> WHAT THE TASK REQUIRES:
Each line containing the word "incidence" should be found and copied.

************

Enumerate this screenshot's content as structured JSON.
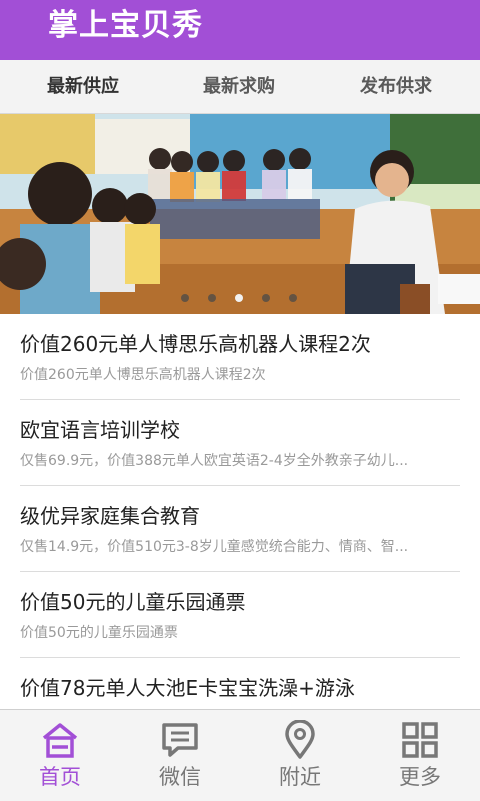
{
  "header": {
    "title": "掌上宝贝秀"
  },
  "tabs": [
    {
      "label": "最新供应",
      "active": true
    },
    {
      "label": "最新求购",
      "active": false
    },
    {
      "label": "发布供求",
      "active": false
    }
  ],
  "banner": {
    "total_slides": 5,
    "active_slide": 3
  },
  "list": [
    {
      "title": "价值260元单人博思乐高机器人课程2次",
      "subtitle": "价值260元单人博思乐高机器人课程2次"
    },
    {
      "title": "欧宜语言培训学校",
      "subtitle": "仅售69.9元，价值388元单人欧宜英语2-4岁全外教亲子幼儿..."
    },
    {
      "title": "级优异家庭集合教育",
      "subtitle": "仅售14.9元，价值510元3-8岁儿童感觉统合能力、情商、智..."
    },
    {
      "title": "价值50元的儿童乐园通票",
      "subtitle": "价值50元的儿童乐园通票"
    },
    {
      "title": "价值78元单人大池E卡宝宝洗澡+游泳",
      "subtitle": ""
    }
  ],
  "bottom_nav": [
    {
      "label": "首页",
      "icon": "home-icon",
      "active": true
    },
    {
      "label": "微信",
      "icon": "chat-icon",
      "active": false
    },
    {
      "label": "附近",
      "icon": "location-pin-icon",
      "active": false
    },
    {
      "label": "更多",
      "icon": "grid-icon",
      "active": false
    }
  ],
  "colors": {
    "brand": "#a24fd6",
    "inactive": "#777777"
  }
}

************

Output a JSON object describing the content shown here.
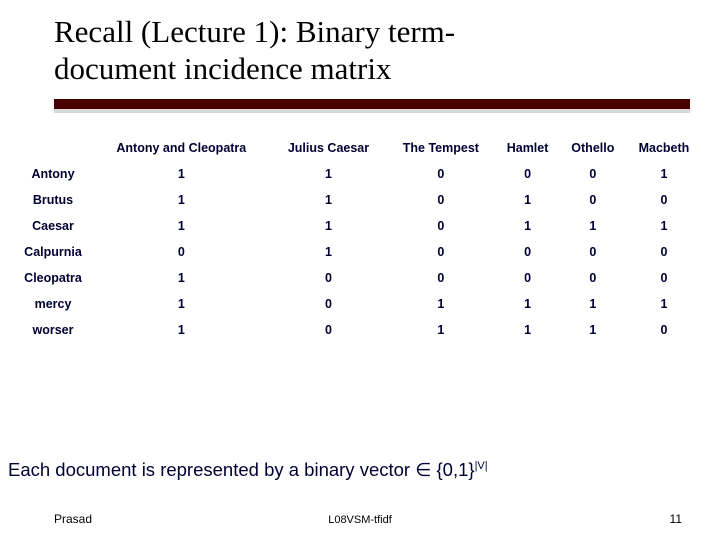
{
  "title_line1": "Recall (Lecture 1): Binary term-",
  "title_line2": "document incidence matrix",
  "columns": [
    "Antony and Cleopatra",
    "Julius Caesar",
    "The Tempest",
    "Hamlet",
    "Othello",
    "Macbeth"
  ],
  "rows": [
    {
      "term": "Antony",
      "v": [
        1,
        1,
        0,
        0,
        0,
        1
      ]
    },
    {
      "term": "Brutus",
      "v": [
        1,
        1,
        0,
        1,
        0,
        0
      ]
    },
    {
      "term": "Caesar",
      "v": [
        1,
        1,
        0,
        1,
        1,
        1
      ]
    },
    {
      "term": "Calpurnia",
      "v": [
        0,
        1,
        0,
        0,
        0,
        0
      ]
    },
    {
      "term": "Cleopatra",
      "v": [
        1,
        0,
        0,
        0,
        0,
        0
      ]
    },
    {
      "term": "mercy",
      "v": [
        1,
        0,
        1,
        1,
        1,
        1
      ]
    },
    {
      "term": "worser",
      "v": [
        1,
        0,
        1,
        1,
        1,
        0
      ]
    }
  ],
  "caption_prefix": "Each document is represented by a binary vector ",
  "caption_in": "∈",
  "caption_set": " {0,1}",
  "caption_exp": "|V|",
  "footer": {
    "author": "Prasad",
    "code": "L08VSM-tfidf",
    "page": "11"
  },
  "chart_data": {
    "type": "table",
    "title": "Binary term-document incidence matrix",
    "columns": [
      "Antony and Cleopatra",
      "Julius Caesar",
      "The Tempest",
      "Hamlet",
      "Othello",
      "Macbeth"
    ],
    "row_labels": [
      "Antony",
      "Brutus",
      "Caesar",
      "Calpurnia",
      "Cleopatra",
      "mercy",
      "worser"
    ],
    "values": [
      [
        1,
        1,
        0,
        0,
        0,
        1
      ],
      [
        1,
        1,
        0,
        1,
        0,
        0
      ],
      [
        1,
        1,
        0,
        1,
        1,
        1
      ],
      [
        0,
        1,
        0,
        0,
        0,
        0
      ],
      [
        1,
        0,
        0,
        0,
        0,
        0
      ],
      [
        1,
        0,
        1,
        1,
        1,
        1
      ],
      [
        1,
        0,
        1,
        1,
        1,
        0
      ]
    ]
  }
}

************

> THE COMPLETED TASK:
  "title_line2": "document incidence matrix",
    "title": "Binary term-document incidence matrix",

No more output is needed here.